In the listing below, locate the lines that hold "ordered" and copy them.

>> begin

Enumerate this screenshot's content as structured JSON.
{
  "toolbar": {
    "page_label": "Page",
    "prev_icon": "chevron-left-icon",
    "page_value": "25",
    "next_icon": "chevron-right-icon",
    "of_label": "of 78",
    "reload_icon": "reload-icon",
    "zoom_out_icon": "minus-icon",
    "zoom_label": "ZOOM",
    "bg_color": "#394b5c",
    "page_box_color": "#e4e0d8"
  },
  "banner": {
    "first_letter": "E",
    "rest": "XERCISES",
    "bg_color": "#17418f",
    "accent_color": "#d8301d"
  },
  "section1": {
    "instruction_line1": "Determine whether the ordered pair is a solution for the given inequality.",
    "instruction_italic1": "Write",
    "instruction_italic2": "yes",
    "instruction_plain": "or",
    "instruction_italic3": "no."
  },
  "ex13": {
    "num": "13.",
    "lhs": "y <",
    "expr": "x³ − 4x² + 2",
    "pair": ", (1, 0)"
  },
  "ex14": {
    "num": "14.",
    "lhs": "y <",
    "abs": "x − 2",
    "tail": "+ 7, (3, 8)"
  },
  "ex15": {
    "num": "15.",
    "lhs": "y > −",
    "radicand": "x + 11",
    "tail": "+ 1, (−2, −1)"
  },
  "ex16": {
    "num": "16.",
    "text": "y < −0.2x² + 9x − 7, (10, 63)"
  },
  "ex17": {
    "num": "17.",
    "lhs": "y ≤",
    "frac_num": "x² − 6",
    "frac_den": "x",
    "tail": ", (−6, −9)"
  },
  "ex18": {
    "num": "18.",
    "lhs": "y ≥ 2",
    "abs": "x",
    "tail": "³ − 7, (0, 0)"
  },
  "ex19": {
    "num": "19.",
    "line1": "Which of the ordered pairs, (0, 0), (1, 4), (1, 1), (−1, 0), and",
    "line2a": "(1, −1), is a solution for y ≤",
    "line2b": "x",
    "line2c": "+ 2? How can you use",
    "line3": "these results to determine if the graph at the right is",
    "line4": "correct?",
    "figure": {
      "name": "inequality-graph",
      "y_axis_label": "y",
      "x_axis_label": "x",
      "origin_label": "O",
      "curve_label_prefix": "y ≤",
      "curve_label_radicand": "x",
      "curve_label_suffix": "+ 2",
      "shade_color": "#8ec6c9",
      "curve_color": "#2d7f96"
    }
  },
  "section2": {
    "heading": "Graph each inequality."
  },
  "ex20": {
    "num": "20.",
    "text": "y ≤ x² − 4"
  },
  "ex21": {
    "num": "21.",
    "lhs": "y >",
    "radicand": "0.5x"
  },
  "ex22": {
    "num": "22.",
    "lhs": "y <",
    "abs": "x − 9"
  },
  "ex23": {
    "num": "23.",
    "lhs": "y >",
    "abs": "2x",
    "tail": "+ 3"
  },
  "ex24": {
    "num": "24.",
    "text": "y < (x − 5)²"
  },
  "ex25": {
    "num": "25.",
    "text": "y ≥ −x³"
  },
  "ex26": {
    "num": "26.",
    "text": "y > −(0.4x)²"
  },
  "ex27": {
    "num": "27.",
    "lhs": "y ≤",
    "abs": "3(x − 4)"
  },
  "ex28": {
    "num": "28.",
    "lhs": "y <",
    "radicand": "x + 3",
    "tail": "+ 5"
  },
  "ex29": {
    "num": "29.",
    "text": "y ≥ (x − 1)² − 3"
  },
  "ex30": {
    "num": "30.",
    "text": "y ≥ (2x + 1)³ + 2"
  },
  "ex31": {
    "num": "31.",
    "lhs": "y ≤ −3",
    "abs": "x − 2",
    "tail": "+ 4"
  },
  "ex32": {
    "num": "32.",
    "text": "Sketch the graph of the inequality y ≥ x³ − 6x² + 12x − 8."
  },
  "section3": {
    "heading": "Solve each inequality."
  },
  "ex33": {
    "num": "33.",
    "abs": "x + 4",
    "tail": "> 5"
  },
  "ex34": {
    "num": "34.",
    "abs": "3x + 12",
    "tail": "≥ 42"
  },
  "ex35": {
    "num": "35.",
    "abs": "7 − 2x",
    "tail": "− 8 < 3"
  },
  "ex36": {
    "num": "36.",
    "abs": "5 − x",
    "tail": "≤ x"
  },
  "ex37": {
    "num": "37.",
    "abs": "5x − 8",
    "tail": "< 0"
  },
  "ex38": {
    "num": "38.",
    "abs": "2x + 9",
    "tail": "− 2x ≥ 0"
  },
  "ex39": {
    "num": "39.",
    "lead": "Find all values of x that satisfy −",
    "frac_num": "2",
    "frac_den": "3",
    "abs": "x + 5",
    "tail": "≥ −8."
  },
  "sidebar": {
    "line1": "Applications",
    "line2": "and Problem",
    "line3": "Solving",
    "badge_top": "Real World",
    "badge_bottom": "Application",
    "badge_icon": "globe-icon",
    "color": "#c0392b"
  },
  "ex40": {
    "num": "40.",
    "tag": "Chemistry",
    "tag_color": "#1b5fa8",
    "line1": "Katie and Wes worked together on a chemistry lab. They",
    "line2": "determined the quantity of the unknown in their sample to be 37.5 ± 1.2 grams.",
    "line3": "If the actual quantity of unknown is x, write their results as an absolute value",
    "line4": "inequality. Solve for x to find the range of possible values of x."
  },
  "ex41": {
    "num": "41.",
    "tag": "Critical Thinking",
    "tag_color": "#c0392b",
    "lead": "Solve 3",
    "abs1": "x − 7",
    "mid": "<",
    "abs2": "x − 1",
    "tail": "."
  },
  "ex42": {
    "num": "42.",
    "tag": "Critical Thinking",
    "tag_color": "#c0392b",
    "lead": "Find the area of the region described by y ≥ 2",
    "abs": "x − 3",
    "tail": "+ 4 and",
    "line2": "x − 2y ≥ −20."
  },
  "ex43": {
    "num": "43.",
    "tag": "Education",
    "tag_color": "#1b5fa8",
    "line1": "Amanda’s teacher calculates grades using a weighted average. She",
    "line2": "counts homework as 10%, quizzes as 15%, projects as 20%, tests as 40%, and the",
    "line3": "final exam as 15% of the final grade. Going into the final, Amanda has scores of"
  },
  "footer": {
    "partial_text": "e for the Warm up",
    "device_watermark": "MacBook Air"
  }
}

>> end

> _Final result_
    "instruction_line1": "Determine whether the ordered pair is a solution for the given inequality.",
    "line1": "Which of the ordered pairs, (0, 0), (1, 4), (1, 1), (−1, 0), and",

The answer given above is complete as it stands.